2. Tree Serialization/Deserialization

function serialize(root) {
    const result = [];
    
    function dfs(node) {
        if (node === null) {
            result.push("null");
            return;
        }
        
        result.push(node.val);
        dfs(node.left);
        dfs(node.right);
    }
    
    dfs(root);
    return result.join(",");
}

3. Tree Level Analysis

function levelOrderWithHeight(root) {
    if (root === null) return [];
    
    const levels = [];
    const queue = [root];
    let currentLevel = 0;
    
    while (queue.length > 0) {
        const levelSize = queue.length;
        levels[currentLevel] = [];
        
        for (let i = 0; i < levelSize; i++) {
            const node = queue.shift();
            levels[currentLevel].push({
                value: node.val,
                depth: currentLevel,
                height: calculateHeight(node) // Height of this node
            });
            
            if (node.left) queue.push(node.left);
            if (node.right) queue.push(node.right);
        }
        
        currentLevel++;
    }
    
    return levels;
}

Performance Considerations

1. Space Optimization

// Iterative approach for better space usage in deep trees
function iterativeHeight(root) {
    if (root === null) return -1;
    
    let maxDepth = 0;
    const queue = [root];
    
    while (queue.length > 0) {
        const levelSize = queue.length;
        maxDepth++;
        
        for (let i = 0; i < levelSize; i++) {
            const node = queue.shift();
            
            if (node.left) queue.push(node.left);
            if (node.right) queue.push(node.right);
        }
    }
    
    return maxDepth - 1; // Convert to height
}

2. Early Termination

function optimizedHeight(root) {
    if (root === null) return -1;
    
    // For balanced trees, we can optimize by checking if tree is already balanced
    const leftHeight = calculateHeight(root.left);
    const rightHeight = calculateHeight(root.right);
    
    return 1 + Math.max(leftHeight, rightHeight);
}

Common Interview Questions

1. Find Maximum Depth of Binary Tree

function maxDepth(root) {
    if (root === null) return 0;
    return 1 + Math.max(maxDepth(root.left), maxDepth(root.right));
}

2. Find Minimum Depth of Binary Tree

function minDepth(root) {
    if (root === null) return 0;
    
    if (root.left === null) return 1 + minDepth(root.right);
    if (root.right === null) return 1 + minDepth(root.left);
    
    return 1 + Math.min(minDepth(root.left), minDepth(root.right));
}

3. Check if Tree is Height Balanced

function isBalanced(root) {
    function checkBalance(node) {
        if (node === null) return 0;
        
        const left = checkBalance(node.left);
        if (left === -1) return -1;
        
        const right = checkBalance(node.right);
        if (right === -1) return -1;
        
        if (Math.abs(left - right) > 1) return -1;
        
        return 1 + Math.max(left, right);
    }
    
    return checkBalance(root) !== -1;
}

Best Practices

1. Consistent Definitions

Always define whether you're measuring height from root (0-indexed) or from leaf (1-indexed).

━━━

# QUESTIONS:
1 – Edit the binary tree height guide from "return 1 + Math.max(left, right);" up to and including "from leaf (1-indexed).", replacing "Best Practices" with "Recommended Practices".
2 – In the binary tree height guide, what value does the function iterativeHeight return when the root is null?
3 – Continue the binary tree height guide from its last sentence.

(Stored data entries)

━━━

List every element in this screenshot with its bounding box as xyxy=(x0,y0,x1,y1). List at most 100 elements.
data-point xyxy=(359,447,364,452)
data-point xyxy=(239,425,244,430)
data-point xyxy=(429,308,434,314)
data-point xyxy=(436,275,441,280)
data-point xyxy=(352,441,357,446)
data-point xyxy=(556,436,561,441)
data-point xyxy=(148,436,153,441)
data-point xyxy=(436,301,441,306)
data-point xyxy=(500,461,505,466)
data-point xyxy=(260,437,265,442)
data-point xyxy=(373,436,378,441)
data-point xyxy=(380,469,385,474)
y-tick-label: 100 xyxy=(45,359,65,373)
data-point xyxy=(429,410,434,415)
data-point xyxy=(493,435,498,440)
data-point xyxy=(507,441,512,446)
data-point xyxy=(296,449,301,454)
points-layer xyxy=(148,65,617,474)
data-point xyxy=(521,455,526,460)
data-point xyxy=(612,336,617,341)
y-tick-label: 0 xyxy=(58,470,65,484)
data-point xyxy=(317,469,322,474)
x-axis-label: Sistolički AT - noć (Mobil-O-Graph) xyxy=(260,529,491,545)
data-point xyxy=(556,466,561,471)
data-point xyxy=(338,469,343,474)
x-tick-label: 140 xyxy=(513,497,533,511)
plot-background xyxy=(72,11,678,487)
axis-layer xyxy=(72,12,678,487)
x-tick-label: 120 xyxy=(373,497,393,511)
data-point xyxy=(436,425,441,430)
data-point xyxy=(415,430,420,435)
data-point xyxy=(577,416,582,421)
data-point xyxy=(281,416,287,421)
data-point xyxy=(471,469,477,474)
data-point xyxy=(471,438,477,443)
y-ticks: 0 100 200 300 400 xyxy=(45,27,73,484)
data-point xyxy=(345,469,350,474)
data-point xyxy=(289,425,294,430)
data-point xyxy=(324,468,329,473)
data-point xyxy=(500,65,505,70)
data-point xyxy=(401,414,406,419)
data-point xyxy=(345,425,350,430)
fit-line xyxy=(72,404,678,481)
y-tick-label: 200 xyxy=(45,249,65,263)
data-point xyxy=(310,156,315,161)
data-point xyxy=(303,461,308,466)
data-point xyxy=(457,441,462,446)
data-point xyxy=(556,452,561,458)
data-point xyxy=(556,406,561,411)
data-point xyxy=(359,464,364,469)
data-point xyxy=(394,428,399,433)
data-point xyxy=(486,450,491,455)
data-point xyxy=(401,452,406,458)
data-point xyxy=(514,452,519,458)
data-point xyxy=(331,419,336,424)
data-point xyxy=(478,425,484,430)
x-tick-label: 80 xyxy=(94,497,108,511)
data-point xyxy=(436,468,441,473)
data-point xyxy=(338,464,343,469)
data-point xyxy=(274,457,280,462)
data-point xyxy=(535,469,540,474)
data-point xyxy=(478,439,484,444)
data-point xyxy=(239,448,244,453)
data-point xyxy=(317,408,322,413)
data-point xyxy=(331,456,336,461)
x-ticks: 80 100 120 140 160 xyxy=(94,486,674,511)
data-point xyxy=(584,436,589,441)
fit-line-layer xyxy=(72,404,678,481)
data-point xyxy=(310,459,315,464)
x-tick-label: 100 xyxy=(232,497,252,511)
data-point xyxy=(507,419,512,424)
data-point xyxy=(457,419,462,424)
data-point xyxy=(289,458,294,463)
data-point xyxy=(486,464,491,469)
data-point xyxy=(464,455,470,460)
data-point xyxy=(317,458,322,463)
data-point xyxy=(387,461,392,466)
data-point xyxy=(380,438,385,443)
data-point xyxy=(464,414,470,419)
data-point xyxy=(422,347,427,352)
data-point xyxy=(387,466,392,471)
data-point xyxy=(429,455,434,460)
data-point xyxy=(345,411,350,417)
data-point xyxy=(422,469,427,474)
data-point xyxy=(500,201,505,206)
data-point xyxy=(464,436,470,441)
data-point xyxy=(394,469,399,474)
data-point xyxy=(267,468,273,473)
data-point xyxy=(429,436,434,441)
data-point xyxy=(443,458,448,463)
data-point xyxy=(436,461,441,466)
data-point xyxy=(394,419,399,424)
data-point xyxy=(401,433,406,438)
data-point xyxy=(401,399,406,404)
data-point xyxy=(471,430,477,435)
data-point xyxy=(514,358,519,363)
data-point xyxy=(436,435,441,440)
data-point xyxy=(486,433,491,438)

━━━

# ANSWERS TO EACH TASK:
1 –
return 1 + Math.max(left, right);
    }
    
    return checkBalance(root) !== -1;
}

Recommended Practices

1. Consistent Definitions

Always define whether you're measuring height from root (0-indexed) or from leaf (1-indexed).

2 – It returns -1.

3 –
2. Edge Case Handling

Always handle:

  • Empty trees (height = -1 or 0)
  • Single node trees
  • Null nodes

3. Efficient Implementation

Choose between:

  • Recursive (cleaner, easier to understand)
  • Iterative (better for very deep trees - avoids stack overflow)

Key Takeaways

  1. Height vs Depth: Height measures from node to leaf, depth measures from root to node
  2. Tree Balance: Height difference between subtrees determines balance
  3. Practical Use: Essential for tree algorithms, serialization, and optimization problems
  4. Performance: O(n) time complexity for most height calculations

Understanding tree height and depth is fundamental to solving complex tree problems, particularly in competitive programming, system design, and algorithm analysis where tree structure properties are crucial for optimal solutions.